• **TASK BRIEF**:
Copy out all the records, word for word.

..........

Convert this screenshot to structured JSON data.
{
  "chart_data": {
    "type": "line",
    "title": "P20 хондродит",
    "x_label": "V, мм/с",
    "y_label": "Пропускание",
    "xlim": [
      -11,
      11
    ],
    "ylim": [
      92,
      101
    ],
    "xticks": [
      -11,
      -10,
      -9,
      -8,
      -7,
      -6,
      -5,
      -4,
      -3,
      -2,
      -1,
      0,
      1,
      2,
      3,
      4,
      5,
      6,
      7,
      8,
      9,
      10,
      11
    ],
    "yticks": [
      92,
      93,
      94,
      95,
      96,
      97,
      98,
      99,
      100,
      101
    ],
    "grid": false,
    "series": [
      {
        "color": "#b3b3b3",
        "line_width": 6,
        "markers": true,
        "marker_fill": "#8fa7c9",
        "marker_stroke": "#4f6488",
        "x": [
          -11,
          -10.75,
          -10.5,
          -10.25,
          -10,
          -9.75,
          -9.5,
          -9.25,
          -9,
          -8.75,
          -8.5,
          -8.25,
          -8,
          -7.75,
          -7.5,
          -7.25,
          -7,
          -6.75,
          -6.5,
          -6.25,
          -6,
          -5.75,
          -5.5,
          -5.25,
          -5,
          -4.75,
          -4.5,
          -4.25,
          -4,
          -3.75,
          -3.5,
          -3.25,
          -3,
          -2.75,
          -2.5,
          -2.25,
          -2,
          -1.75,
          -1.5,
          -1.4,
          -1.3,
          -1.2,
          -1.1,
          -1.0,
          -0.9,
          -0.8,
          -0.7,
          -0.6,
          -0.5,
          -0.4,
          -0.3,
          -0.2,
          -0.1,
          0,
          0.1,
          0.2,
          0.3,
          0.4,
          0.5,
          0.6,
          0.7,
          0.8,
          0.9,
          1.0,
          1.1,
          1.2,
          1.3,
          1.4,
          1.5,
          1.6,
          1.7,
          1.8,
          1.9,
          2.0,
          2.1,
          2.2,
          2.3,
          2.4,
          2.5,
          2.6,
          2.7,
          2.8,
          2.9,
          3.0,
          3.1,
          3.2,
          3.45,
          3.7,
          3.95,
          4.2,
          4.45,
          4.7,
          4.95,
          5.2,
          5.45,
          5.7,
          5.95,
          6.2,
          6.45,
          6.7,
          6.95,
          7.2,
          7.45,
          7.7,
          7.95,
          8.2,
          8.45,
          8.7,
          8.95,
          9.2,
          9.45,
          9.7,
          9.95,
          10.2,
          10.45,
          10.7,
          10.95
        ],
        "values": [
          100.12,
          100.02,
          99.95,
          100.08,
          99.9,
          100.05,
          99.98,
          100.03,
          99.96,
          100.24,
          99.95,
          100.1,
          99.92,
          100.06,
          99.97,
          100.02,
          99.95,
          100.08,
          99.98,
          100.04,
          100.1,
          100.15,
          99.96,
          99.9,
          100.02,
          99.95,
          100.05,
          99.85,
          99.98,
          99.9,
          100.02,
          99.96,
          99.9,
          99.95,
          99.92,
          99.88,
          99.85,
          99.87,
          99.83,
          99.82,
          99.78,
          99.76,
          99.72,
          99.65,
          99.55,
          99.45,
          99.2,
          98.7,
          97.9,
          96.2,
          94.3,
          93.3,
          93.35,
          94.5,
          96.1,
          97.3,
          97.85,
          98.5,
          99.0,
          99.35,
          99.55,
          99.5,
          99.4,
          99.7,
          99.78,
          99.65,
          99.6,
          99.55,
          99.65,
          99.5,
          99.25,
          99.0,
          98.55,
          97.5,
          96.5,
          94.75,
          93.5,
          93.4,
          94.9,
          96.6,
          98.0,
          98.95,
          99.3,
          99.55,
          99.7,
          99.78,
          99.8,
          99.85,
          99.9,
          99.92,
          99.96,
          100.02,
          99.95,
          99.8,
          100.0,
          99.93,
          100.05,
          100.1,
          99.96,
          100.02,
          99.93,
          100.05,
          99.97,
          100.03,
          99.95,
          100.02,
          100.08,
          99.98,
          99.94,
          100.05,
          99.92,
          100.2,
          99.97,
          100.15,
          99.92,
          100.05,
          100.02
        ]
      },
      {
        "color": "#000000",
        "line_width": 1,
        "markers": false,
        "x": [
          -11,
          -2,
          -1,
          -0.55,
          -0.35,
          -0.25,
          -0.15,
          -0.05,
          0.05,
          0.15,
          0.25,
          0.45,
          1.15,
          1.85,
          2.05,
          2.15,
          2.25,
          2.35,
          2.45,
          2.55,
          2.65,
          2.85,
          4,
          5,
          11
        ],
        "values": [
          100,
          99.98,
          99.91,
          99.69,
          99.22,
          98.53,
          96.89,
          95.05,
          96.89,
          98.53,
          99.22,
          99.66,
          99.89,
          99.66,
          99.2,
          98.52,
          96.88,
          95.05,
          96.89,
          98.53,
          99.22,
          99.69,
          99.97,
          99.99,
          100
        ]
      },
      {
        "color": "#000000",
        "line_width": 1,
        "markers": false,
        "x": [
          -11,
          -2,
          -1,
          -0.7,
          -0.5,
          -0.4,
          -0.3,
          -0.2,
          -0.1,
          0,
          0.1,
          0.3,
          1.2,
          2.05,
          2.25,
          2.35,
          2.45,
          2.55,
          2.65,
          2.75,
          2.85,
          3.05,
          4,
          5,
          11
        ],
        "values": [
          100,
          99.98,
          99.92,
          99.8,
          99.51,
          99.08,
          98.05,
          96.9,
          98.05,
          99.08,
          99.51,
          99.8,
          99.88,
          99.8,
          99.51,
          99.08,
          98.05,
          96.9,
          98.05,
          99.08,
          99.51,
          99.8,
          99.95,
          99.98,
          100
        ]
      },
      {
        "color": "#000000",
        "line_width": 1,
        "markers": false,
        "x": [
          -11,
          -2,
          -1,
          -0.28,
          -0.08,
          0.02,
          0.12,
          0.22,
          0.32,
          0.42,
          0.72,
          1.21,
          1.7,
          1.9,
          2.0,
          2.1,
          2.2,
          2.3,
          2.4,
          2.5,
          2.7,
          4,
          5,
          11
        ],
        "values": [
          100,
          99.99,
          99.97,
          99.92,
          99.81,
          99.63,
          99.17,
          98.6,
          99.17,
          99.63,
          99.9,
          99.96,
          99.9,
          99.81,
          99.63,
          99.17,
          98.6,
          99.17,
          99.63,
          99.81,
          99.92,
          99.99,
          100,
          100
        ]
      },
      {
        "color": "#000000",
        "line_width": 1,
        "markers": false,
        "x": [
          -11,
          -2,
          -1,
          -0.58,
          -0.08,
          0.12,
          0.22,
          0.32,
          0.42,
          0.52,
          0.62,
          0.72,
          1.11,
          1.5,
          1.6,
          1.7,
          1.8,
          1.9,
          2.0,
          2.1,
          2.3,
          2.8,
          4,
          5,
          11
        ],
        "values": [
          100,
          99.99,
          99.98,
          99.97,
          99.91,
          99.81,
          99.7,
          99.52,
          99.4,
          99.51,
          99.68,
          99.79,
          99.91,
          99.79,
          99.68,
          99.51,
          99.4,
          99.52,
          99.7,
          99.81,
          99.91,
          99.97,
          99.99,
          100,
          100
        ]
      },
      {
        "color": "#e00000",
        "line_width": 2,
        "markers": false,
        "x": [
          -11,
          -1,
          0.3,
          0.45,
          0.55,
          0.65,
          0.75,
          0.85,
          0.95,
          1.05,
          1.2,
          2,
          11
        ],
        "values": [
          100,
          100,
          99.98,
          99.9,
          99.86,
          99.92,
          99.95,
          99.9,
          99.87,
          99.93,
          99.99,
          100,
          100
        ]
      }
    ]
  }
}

..........

• **THE RESULT**:
Convert this screenshot to structured JSON data.
{
  "chart_data": {
    "type": "line",
    "title": "P20 хондродит",
    "x_label": "V, мм/с",
    "y_label": "Пропускание",
    "xlim": [
      -11,
      11
    ],
    "ylim": [
      92,
      101
    ],
    "xticks": [
      -11,
      -10,
      -9,
      -8,
      -7,
      -6,
      -5,
      -4,
      -3,
      -2,
      -1,
      0,
      1,
      2,
      3,
      4,
      5,
      6,
      7,
      8,
      9,
      10,
      11
    ],
    "yticks": [
      92,
      93,
      94,
      95,
      96,
      97,
      98,
      99,
      100,
      101
    ],
    "grid": false,
    "series": [
      {
        "color": "#b3b3b3",
        "line_width": 6,
        "markers": true,
        "marker_fill": "#8fa7c9",
        "marker_stroke": "#4f6488",
        "x": [
          -11,
          -10.75,
          -10.5,
          -10.25,
          -10,
          -9.75,
          -9.5,
          -9.25,
          -9,
          -8.75,
          -8.5,
          -8.25,
          -8,
          -7.75,
          -7.5,
          -7.25,
          -7,
          -6.75,
          -6.5,
          -6.25,
          -6,
          -5.75,
          -5.5,
          -5.25,
          -5,
          -4.75,
          -4.5,
          -4.25,
          -4,
          -3.75,
          -3.5,
          -3.25,
          -3,
          -2.75,
          -2.5,
          -2.25,
          -2,
          -1.75,
          -1.5,
          -1.4,
          -1.3,
          -1.2,
          -1.1,
          -1.0,
          -0.9,
          -0.8,
          -0.7,
          -0.6,
          -0.5,
          -0.4,
          -0.3,
          -0.2,
          -0.1,
          0,
          0.1,
          0.2,
          0.3,
          0.4,
          0.5,
          0.6,
          0.7,
          0.8,
          0.9,
          1.0,
          1.1,
          1.2,
          1.3,
          1.4,
          1.5,
          1.6,
          1.7,
          1.8,
          1.9,
          2.0,
          2.1,
          2.2,
          2.3,
          2.4,
          2.5,
          2.6,
          2.7,
          2.8,
          2.9,
          3.0,
          3.1,
          3.2,
          3.45,
          3.7,
          3.95,
          4.2,
          4.45,
          4.7,
          4.95,
          5.2,
          5.45,
          5.7,
          5.95,
          6.2,
          6.45,
          6.7,
          6.95,
          7.2,
          7.45,
          7.7,
          7.95,
          8.2,
          8.45,
          8.7,
          8.95,
          9.2,
          9.45,
          9.7,
          9.95,
          10.2,
          10.45,
          10.7,
          10.95
        ],
        "values": [
          100.12,
          100.02,
          99.95,
          100.08,
          99.9,
          100.05,
          99.98,
          100.03,
          99.96,
          100.24,
          99.95,
          100.1,
          99.92,
          100.06,
          99.97,
          100.02,
          99.95,
          100.08,
          99.98,
          100.04,
          100.1,
          100.15,
          99.96,
          99.9,
          100.02,
          99.95,
          100.05,
          99.85,
          99.98,
          99.9,
          100.02,
          99.96,
          99.9,
          99.95,
          99.92,
          99.88,
          99.85,
          99.87,
          99.83,
          99.82,
          99.78,
          99.76,
          99.72,
          99.65,
          99.55,
          99.45,
          99.2,
          98.7,
          97.9,
          96.2,
          94.3,
          93.3,
          93.35,
          94.5,
          96.1,
          97.3,
          97.85,
          98.5,
          99.0,
          99.35,
          99.55,
          99.5,
          99.4,
          99.7,
          99.78,
          99.65,
          99.6,
          99.55,
          99.65,
          99.5,
          99.25,
          99.0,
          98.55,
          97.5,
          96.5,
          94.75,
          93.5,
          93.4,
          94.9,
          96.6,
          98.0,
          98.95,
          99.3,
          99.55,
          99.7,
          99.78,
          99.8,
          99.85,
          99.9,
          99.92,
          99.96,
          100.02,
          99.95,
          99.8,
          100.0,
          99.93,
          100.05,
          100.1,
          99.96,
          100.02,
          99.93,
          100.05,
          99.97,
          100.03,
          99.95,
          100.02,
          100.08,
          99.98,
          99.94,
          100.05,
          99.92,
          100.2,
          99.97,
          100.15,
          99.92,
          100.05,
          100.02
        ]
      },
      {
        "color": "#000000",
        "line_width": 1,
        "markers": false,
        "x": [
          -11,
          -2,
          -1,
          -0.55,
          -0.35,
          -0.25,
          -0.15,
          -0.05,
          0.05,
          0.15,
          0.25,
          0.45,
          1.15,
          1.85,
          2.05,
          2.15,
          2.25,
          2.35,
          2.45,
          2.55,
          2.65,
          2.85,
          4,
          5,
          11
        ],
        "values": [
          100,
          99.98,
          99.91,
          99.69,
          99.22,
          98.53,
          96.89,
          95.05,
          96.89,
          98.53,
          99.22,
          99.66,
          99.89,
          99.66,
          99.2,
          98.52,
          96.88,
          95.05,
          96.89,
          98.53,
          99.22,
          99.69,
          99.97,
          99.99,
          100
        ]
      },
      {
        "color": "#000000",
        "line_width": 1,
        "markers": false,
        "x": [
          -11,
          -2,
          -1,
          -0.7,
          -0.5,
          -0.4,
          -0.3,
          -0.2,
          -0.1,
          0,
          0.1,
          0.3,
          1.2,
          2.05,
          2.25,
          2.35,
          2.45,
          2.55,
          2.65,
          2.75,
          2.85,
          3.05,
          4,
          5,
          11
        ],
        "values": [
          100,
          99.98,
          99.92,
          99.8,
          99.51,
          99.08,
          98.05,
          96.9,
          98.05,
          99.08,
          99.51,
          99.8,
          99.88,
          99.8,
          99.51,
          99.08,
          98.05,
          96.9,
          98.05,
          99.08,
          99.51,
          99.8,
          99.95,
          99.98,
          100
        ]
      },
      {
        "color": "#000000",
        "line_width": 1,
        "markers": false,
        "x": [
          -11,
          -2,
          -1,
          -0.28,
          -0.08,
          0.02,
          0.12,
          0.22,
          0.32,
          0.42,
          0.72,
          1.21,
          1.7,
          1.9,
          2.0,
          2.1,
          2.2,
          2.3,
          2.4,
          2.5,
          2.7,
          4,
          5,
          11
        ],
        "values": [
          100,
          99.99,
          99.97,
          99.92,
          99.81,
          99.63,
          99.17,
          98.6,
          99.17,
          99.63,
          99.9,
          99.96,
          99.9,
          99.81,
          99.63,
          99.17,
          98.6,
          99.17,
          99.63,
          99.81,
          99.92,
          99.99,
          100,
          100
        ]
      },
      {
        "color": "#000000",
        "line_width": 1,
        "markers": false,
        "x": [
          -11,
          -2,
          -1,
          -0.58,
          -0.08,
          0.12,
          0.22,
          0.32,
          0.42,
          0.52,
          0.62,
          0.72,
          1.11,
          1.5,
          1.6,
          1.7,
          1.8,
          1.9,
          2.0,
          2.1,
          2.3,
          2.8,
          4,
          5,
          11
        ],
        "values": [
          100,
          99.99,
          99.98,
          99.97,
          99.91,
          99.81,
          99.7,
          99.52,
          99.4,
          99.51,
          99.68,
          99.79,
          99.91,
          99.79,
          99.68,
          99.51,
          99.4,
          99.52,
          99.7,
          99.81,
          99.91,
          99.97,
          99.99,
          100,
          100
        ]
      },
      {
        "color": "#e00000",
        "line_width": 2,
        "markers": false,
        "x": [
          -11,
          -1,
          0.3,
          0.45,
          0.55,
          0.65,
          0.75,
          0.85,
          0.95,
          1.05,
          1.2,
          2,
          11
        ],
        "values": [
          100,
          100,
          99.98,
          99.9,
          99.86,
          99.92,
          99.95,
          99.9,
          99.87,
          99.93,
          99.99,
          100,
          100
        ]
      }
    ]
  }
}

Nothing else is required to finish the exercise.